Structured figure records:
====================

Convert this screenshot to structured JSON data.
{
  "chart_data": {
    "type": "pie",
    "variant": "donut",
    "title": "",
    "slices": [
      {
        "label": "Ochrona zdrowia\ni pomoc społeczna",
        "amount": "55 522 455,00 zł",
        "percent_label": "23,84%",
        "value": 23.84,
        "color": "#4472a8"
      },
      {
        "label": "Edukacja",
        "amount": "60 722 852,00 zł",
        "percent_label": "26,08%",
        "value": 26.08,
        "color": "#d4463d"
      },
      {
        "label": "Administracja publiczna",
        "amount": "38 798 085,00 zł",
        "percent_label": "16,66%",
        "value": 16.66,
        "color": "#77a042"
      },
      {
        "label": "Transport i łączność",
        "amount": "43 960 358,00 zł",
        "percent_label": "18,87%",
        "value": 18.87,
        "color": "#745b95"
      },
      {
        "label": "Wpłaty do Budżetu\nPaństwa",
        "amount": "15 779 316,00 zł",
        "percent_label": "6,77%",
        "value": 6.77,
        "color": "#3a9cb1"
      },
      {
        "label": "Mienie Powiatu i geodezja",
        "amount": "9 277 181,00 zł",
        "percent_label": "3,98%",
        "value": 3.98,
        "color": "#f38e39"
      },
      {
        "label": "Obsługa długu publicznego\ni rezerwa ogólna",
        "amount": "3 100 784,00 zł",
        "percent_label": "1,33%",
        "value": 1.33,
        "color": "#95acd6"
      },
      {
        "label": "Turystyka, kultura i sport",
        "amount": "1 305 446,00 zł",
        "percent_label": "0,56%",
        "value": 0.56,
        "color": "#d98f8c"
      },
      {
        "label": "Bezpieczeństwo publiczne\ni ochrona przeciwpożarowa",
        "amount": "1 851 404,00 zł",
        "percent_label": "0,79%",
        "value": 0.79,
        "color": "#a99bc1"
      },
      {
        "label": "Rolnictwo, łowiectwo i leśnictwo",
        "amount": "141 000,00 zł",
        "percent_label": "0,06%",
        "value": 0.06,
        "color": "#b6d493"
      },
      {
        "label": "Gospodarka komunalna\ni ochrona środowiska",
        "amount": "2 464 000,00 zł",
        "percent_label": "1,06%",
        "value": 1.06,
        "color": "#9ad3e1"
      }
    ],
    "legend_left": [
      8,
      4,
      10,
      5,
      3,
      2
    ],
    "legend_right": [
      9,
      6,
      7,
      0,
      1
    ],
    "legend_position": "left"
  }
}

====================

#### [Exercise goal]
Take the entries above and copy them out exactly.

#### [Solution for this problem]
Convert this screenshot to structured JSON data.
{
  "chart_data": {
    "type": "pie",
    "variant": "donut",
    "title": "",
    "slices": [
      {
        "label": "Ochrona zdrowia\ni pomoc społeczna",
        "amount": "55 522 455,00 zł",
        "percent_label": "23,84%",
        "value": 23.84,
        "color": "#4472a8"
      },
      {
        "label": "Edukacja",
        "amount": "60 722 852,00 zł",
        "percent_label": "26,08%",
        "value": 26.08,
        "color": "#d4463d"
      },
      {
        "label": "Administracja publiczna",
        "amount": "38 798 085,00 zł",
        "percent_label": "16,66%",
        "value": 16.66,
        "color": "#77a042"
      },
      {
        "label": "Transport i łączność",
        "amount": "43 960 358,00 zł",
        "percent_label": "18,87%",
        "value": 18.87,
        "color": "#745b95"
      },
      {
        "label": "Wpłaty do Budżetu\nPaństwa",
        "amount": "15 779 316,00 zł",
        "percent_label": "6,77%",
        "value": 6.77,
        "color": "#3a9cb1"
      },
      {
        "label": "Mienie Powiatu i geodezja",
        "amount": "9 277 181,00 zł",
        "percent_label": "3,98%",
        "value": 3.98,
        "color": "#f38e39"
      },
      {
        "label": "Obsługa długu publicznego\ni rezerwa ogólna",
        "amount": "3 100 784,00 zł",
        "percent_label": "1,33%",
        "value": 1.33,
        "color": "#95acd6"
      },
      {
        "label": "Turystyka, kultura i sport",
        "amount": "1 305 446,00 zł",
        "percent_label": "0,56%",
        "value": 0.56,
        "color": "#d98f8c"
      },
      {
        "label": "Bezpieczeństwo publiczne\ni ochrona przeciwpożarowa",
        "amount": "1 851 404,00 zł",
        "percent_label": "0,79%",
        "value": 0.79,
        "color": "#a99bc1"
      },
      {
        "label": "Rolnictwo, łowiectwo i leśnictwo",
        "amount": "141 000,00 zł",
        "percent_label": "0,06%",
        "value": 0.06,
        "color": "#b6d493"
      },
      {
        "label": "Gospodarka komunalna\ni ochrona środowiska",
        "amount": "2 464 000,00 zł",
        "percent_label": "1,06%",
        "value": 1.06,
        "color": "#9ad3e1"
      }
    ],
    "legend_left": [
      8,
      4,
      10,
      5,
      3,
      2
    ],
    "legend_right": [
      9,
      6,
      7,
      0,
      1
    ],
    "legend_position": "left"
  }
}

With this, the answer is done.